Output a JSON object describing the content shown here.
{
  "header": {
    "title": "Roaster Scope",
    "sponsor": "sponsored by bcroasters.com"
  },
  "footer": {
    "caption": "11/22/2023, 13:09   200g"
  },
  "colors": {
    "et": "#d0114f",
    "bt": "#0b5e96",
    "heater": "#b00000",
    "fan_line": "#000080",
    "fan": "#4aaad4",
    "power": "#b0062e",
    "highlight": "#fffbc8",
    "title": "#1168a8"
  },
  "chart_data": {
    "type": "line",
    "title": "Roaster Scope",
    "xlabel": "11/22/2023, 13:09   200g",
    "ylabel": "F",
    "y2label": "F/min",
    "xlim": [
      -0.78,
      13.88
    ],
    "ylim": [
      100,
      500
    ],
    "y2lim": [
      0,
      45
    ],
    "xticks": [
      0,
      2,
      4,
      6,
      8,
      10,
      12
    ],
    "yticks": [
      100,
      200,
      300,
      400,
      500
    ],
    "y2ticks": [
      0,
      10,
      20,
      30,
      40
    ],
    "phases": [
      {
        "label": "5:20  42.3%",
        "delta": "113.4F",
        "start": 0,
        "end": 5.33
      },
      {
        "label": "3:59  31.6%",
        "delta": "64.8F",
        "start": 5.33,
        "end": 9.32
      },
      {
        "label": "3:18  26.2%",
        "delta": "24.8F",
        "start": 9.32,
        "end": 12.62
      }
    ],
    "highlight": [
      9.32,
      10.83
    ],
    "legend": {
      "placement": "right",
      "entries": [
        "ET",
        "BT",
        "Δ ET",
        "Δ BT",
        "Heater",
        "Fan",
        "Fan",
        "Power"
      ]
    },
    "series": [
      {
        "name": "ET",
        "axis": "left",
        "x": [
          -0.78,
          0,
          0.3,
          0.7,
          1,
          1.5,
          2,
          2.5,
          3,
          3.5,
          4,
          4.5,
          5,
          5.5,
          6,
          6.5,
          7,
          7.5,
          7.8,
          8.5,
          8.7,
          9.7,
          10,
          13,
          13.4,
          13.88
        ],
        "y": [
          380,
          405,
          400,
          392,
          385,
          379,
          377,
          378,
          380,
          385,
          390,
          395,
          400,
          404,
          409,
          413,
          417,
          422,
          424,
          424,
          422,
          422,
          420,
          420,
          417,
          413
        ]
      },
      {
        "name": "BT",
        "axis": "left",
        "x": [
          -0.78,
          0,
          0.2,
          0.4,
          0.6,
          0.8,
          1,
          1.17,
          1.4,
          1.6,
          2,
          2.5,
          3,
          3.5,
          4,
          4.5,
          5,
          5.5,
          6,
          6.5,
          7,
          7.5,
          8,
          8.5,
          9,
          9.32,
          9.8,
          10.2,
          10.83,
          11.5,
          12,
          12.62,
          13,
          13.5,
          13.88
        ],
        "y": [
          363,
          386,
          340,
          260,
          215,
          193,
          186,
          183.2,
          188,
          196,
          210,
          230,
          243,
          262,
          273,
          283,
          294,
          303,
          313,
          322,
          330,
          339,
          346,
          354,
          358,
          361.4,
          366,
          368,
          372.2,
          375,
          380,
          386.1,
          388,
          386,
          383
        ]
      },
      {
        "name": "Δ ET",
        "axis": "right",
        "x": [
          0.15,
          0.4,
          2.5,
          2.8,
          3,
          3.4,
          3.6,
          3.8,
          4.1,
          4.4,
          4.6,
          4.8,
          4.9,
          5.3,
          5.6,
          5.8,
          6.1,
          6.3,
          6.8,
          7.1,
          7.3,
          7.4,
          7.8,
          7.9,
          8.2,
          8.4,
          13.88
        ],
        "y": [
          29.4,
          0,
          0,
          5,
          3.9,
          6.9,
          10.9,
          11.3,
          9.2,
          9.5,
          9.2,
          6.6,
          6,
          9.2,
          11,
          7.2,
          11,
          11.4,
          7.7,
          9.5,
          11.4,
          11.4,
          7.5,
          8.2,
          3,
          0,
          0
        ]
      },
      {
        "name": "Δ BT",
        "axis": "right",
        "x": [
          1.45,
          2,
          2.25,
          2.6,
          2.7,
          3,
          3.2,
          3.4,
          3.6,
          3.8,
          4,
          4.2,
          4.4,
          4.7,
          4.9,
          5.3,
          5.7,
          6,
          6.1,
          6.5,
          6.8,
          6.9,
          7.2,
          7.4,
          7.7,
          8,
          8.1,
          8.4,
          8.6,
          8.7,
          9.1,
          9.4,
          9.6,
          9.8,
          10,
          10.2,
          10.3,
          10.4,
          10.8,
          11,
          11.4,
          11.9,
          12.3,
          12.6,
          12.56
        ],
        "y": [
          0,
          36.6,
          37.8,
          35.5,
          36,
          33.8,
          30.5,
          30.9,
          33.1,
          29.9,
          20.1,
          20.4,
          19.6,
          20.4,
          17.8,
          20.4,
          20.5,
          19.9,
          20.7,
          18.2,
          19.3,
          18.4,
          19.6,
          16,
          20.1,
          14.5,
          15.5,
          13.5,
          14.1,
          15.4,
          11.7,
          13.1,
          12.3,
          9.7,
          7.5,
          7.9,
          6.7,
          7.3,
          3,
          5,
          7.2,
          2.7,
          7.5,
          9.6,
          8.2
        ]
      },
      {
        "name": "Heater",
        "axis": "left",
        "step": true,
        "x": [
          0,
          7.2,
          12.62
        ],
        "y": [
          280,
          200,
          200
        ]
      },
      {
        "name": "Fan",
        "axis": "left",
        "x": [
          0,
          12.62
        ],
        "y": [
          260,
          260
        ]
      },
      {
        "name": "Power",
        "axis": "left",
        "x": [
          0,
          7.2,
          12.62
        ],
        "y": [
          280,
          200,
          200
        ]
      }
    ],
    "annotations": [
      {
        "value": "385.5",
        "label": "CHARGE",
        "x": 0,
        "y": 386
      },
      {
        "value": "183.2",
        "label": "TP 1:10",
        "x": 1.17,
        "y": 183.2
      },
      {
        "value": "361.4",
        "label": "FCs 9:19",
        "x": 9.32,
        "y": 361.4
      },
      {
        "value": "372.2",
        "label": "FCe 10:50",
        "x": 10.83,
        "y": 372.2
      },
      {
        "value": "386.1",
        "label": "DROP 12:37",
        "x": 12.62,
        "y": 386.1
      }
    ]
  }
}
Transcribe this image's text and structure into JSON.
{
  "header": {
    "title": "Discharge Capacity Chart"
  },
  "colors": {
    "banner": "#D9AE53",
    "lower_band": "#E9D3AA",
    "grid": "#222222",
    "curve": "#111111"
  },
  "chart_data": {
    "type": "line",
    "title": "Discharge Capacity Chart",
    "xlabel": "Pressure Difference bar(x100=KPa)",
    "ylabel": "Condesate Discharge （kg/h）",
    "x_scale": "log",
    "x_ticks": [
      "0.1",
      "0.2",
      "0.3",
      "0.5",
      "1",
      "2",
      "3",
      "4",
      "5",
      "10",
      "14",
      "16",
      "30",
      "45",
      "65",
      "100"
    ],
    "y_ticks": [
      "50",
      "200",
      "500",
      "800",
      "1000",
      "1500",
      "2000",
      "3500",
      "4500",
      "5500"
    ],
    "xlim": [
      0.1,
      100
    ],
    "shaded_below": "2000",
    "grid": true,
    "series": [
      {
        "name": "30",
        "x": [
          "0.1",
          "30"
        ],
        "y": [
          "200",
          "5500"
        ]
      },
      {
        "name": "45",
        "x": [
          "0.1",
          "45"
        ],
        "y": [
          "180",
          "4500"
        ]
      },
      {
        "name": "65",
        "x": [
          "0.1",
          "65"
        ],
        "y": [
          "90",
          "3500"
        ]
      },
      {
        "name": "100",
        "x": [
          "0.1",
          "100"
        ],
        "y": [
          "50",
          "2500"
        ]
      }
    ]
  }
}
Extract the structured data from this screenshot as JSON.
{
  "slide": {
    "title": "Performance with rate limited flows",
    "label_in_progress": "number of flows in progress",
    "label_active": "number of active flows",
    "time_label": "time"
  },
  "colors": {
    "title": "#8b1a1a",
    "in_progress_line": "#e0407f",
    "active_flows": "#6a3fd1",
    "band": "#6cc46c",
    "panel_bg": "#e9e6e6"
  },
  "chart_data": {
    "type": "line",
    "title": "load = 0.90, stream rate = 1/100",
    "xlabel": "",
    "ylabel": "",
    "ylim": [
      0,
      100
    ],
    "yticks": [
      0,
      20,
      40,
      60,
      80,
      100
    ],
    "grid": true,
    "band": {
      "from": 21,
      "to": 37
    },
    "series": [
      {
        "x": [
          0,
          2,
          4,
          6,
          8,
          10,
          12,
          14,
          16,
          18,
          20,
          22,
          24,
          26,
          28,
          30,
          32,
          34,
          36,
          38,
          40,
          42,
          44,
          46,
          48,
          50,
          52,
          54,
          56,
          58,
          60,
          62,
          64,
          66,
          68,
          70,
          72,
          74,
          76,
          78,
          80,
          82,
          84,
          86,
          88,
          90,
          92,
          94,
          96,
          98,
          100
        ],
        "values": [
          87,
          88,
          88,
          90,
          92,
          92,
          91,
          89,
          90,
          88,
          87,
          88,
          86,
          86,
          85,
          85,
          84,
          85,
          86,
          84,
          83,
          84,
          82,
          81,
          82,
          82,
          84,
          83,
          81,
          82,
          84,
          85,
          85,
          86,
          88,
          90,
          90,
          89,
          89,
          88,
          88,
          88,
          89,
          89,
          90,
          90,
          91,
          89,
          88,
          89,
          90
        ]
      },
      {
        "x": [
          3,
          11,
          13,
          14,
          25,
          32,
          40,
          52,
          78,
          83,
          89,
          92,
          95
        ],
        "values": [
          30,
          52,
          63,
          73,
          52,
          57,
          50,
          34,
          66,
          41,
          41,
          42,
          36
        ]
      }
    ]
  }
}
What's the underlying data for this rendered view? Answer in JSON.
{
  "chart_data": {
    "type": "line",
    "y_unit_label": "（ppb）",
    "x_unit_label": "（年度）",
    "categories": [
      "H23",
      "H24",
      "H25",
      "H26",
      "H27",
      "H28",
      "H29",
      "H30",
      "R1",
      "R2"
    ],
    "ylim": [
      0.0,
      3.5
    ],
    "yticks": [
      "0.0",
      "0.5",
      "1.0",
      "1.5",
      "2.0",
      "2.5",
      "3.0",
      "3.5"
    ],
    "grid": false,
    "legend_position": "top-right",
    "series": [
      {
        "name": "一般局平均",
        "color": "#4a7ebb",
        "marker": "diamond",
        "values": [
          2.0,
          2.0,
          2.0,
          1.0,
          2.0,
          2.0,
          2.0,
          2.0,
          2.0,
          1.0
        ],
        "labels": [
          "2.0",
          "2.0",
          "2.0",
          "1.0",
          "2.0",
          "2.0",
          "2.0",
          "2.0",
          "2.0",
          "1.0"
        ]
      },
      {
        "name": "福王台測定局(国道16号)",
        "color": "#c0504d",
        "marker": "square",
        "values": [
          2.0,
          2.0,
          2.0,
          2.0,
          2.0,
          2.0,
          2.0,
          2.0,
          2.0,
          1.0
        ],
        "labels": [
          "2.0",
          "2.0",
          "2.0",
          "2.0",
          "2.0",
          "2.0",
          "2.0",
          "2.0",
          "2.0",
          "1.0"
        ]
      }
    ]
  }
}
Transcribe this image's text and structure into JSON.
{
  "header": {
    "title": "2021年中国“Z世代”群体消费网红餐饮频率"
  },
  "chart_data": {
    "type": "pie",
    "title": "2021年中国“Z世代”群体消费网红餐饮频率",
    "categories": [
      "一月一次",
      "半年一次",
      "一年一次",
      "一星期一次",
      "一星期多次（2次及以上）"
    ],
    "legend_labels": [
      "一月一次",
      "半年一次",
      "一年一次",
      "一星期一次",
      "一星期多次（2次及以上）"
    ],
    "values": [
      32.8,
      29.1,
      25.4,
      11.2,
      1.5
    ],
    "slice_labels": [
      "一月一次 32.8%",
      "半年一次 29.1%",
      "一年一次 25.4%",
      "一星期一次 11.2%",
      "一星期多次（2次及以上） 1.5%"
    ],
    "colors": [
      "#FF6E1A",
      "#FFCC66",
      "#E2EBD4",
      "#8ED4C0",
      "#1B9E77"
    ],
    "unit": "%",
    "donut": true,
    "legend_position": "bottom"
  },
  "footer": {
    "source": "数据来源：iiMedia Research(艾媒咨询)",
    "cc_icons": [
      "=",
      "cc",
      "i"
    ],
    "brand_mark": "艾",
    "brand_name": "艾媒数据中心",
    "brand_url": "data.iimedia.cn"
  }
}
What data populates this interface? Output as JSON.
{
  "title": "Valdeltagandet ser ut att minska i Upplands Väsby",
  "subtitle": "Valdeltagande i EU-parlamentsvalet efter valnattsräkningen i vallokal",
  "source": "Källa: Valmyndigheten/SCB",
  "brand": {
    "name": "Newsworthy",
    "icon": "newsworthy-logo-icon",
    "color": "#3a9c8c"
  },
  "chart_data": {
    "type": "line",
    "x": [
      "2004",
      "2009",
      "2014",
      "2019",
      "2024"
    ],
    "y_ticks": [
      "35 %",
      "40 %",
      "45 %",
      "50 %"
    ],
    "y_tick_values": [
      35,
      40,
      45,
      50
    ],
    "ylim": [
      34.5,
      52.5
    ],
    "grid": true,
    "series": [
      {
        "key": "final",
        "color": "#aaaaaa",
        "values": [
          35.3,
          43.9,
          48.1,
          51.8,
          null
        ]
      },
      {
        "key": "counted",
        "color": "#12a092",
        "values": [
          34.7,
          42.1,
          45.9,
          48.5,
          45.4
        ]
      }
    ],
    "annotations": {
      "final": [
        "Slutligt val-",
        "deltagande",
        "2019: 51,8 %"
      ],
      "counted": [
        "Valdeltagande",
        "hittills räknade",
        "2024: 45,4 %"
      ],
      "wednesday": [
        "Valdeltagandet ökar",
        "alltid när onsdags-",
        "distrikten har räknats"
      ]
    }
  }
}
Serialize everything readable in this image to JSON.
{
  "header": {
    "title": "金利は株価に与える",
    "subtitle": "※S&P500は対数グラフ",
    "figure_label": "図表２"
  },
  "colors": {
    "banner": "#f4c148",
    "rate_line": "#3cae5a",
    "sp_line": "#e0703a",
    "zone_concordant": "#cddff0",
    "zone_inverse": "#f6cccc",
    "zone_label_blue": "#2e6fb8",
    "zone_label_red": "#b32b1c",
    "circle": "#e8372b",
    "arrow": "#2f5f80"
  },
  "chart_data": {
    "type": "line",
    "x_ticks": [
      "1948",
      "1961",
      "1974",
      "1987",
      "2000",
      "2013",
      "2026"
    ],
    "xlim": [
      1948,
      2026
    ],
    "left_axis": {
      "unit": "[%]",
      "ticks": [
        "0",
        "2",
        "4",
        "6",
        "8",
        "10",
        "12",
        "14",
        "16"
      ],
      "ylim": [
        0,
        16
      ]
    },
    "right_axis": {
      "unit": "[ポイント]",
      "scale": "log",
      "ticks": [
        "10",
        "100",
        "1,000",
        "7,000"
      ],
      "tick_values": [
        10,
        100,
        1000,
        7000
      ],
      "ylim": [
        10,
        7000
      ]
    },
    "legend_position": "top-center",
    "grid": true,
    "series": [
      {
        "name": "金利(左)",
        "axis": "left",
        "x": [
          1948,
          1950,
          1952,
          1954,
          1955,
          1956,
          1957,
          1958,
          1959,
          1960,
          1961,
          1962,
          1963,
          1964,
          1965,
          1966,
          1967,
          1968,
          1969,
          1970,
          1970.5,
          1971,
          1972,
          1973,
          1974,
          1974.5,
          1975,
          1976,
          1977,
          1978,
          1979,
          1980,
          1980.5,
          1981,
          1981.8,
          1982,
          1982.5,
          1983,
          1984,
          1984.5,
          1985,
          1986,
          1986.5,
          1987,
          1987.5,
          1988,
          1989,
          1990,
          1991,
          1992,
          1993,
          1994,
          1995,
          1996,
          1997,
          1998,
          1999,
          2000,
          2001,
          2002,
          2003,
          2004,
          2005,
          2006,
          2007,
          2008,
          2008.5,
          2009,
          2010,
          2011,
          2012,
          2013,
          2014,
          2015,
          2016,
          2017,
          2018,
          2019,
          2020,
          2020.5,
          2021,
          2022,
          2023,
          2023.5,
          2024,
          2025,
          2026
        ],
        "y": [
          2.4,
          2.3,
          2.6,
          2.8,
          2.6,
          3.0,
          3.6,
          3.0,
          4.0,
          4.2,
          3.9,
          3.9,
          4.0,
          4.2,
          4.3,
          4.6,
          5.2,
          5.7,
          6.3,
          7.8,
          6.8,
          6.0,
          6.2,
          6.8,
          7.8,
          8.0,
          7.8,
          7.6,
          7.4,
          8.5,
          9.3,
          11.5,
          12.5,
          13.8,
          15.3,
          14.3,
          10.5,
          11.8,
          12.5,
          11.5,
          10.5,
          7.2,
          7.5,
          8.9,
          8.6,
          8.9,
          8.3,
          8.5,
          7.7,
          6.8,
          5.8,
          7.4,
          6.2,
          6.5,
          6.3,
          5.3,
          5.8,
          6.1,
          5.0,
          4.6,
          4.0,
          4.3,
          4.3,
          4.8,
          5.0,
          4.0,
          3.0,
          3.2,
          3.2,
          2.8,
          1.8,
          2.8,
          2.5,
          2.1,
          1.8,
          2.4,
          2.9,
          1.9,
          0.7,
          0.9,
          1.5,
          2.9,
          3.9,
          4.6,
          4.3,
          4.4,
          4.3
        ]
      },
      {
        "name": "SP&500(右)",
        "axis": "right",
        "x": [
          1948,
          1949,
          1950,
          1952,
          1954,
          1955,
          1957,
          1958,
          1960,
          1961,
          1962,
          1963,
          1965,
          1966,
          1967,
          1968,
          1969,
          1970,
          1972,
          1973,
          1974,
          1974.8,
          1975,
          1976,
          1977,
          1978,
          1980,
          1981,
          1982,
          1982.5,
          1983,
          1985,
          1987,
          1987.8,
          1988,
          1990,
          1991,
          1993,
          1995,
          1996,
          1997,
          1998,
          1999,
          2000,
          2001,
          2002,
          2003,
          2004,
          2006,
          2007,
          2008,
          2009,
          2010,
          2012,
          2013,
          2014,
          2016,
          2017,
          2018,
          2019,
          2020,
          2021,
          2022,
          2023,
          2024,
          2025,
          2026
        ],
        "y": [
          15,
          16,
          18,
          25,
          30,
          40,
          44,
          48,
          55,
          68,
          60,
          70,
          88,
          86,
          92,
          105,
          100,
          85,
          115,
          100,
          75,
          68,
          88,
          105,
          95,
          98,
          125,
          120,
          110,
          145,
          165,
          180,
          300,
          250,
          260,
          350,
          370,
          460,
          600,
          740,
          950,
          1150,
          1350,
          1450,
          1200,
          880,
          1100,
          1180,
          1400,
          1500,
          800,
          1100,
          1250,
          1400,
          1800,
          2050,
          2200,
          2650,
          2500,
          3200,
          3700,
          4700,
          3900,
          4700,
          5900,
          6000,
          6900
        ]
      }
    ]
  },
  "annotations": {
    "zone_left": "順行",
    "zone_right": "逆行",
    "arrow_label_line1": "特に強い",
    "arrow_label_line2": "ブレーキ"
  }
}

+++++

▸ Exercise objective:
Which lines above hold the word "群体消费网红餐饮频率"? Copy each of them.

▸ Output below:
    "title": "2021年中国“Z世代”群体消费网红餐饮频率"
    "title": "2021年中国“Z世代”群体消费网红餐饮频率",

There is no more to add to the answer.